◆ **Exercise**: Give back all the data exactly, line by line.

═══ Provided information

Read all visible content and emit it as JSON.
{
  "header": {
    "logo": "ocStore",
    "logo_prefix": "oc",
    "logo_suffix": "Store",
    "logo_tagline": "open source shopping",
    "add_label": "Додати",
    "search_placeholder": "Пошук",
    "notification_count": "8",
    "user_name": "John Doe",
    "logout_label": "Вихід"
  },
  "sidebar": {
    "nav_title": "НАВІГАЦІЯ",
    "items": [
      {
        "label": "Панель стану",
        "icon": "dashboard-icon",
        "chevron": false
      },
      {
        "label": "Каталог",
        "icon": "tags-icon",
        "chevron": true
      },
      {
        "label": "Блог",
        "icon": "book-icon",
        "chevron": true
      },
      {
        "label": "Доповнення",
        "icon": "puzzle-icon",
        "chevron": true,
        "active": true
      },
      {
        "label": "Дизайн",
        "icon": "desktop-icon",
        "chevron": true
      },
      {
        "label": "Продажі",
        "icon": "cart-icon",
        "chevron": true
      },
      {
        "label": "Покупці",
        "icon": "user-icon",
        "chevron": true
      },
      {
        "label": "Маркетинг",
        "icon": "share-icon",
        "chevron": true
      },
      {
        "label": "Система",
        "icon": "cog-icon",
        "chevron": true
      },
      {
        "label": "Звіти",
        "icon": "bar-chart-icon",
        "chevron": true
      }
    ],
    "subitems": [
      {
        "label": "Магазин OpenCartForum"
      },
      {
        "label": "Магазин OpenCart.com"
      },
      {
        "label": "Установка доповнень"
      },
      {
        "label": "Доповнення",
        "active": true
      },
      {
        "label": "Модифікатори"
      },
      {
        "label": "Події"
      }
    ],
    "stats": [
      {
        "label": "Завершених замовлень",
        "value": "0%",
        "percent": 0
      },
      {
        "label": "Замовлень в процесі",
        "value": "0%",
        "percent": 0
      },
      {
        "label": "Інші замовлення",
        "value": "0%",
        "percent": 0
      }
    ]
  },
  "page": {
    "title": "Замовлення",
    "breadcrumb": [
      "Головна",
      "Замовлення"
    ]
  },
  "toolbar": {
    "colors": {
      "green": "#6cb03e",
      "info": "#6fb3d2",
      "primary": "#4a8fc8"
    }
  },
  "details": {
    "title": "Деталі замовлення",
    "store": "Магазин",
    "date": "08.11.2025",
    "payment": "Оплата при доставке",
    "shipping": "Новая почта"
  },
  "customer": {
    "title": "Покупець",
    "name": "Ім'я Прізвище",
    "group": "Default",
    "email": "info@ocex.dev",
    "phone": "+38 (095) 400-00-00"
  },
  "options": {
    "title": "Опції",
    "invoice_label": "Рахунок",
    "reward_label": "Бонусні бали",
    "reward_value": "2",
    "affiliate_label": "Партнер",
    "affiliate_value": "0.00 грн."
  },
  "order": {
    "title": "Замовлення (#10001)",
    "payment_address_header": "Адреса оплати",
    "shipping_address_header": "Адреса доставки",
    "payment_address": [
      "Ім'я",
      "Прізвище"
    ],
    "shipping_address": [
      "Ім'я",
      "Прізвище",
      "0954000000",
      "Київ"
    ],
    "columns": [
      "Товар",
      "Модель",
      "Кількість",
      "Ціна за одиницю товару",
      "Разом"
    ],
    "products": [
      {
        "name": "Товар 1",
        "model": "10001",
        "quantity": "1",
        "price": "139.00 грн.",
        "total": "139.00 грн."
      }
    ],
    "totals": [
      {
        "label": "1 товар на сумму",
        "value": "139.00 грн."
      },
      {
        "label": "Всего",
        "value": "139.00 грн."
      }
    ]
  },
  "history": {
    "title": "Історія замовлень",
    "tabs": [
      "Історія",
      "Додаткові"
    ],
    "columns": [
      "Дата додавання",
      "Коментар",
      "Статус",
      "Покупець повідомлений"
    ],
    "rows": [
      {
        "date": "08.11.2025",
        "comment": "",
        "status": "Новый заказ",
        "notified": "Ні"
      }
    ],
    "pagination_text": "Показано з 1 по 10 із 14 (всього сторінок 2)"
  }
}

══════

◆ **Result of this task**:
Read all visible content and emit it as JSON.
{
  "header": {
    "logo": "ocStore",
    "logo_prefix": "oc",
    "logo_suffix": "Store",
    "logo_tagline": "open source shopping",
    "add_label": "Додати",
    "search_placeholder": "Пошук",
    "notification_count": "8",
    "user_name": "John Doe",
    "logout_label": "Вихід"
  },
  "sidebar": {
    "nav_title": "НАВІГАЦІЯ",
    "items": [
      {
        "label": "Панель стану",
        "icon": "dashboard-icon",
        "chevron": false
      },
      {
        "label": "Каталог",
        "icon": "tags-icon",
        "chevron": true
      },
      {
        "label": "Блог",
        "icon": "book-icon",
        "chevron": true
      },
      {
        "label": "Доповнення",
        "icon": "puzzle-icon",
        "chevron": true,
        "active": true
      },
      {
        "label": "Дизайн",
        "icon": "desktop-icon",
        "chevron": true
      },
      {
        "label": "Продажі",
        "icon": "cart-icon",
        "chevron": true
      },
      {
        "label": "Покупці",
        "icon": "user-icon",
        "chevron": true
      },
      {
        "label": "Маркетинг",
        "icon": "share-icon",
        "chevron": true
      },
      {
        "label": "Система",
        "icon": "cog-icon",
        "chevron": true
      },
      {
        "label": "Звіти",
        "icon": "bar-chart-icon",
        "chevron": true
      }
    ],
    "subitems": [
      {
        "label": "Магазин OpenCartForum"
      },
      {
        "label": "Магазин OpenCart.com"
      },
      {
        "label": "Установка доповнень"
      },
      {
        "label": "Доповнення",
        "active": true
      },
      {
        "label": "Модифікатори"
      },
      {
        "label": "Події"
      }
    ],
    "stats": [
      {
        "label": "Завершених замовлень",
        "value": "0%",
        "percent": 0
      },
      {
        "label": "Замовлень в процесі",
        "value": "0%",
        "percent": 0
      },
      {
        "label": "Інші замовлення",
        "value": "0%",
        "percent": 0
      }
    ]
  },
  "page": {
    "title": "Замовлення",
    "breadcrumb": [
      "Головна",
      "Замовлення"
    ]
  },
  "toolbar": {
    "colors": {
      "green": "#6cb03e",
      "info": "#6fb3d2",
      "primary": "#4a8fc8"
    }
  },
  "details": {
    "title": "Деталі замовлення",
    "store": "Магазин",
    "date": "08.11.2025",
    "payment": "Оплата при доставке",
    "shipping": "Новая почта"
  },
  "customer": {
    "title": "Покупець",
    "name": "Ім'я Прізвище",
    "group": "Default",
    "email": "info@ocex.dev",
    "phone": "+38 (095) 400-00-00"
  },
  "options": {
    "title": "Опції",
    "invoice_label": "Рахунок",
    "reward_label": "Бонусні бали",
    "reward_value": "2",
    "affiliate_label": "Партнер",
    "affiliate_value": "0.00 грн."
  },
  "order": {
    "title": "Замовлення (#10001)",
    "payment_address_header": "Адреса оплати",
    "shipping_address_header": "Адреса доставки",
    "payment_address": [
      "Ім'я",
      "Прізвище"
    ],
    "shipping_address": [
      "Ім'я",
      "Прізвище",
      "0954000000",
      "Київ"
    ],
    "columns": [
      "Товар",
      "Модель",
      "Кількість",
      "Ціна за одиницю товару",
      "Разом"
    ],
    "products": [
      {
        "name": "Товар 1",
        "model": "10001",
        "quantity": "1",
        "price": "139.00 грн.",
        "total": "139.00 грн."
      }
    ],
    "totals": [
      {
        "label": "1 товар на сумму",
        "value": "139.00 грн."
      },
      {
        "label": "Всего",
        "value": "139.00 грн."
      }
    ]
  },
  "history": {
    "title": "Історія замовлень",
    "tabs": [
      "Історія",
      "Додаткові"
    ],
    "columns": [
      "Дата додавання",
      "Коментар",
      "Статус",
      "Покупець повідомлений"
    ],
    "rows": [
      {
        "date": "08.11.2025",
        "comment": "",
        "status": "Новый заказ",
        "notified": "Ні"
      }
    ],
    "pagination_text": "Показано з 1 по 10 із 14 (всього сторінок 2)"
  }
}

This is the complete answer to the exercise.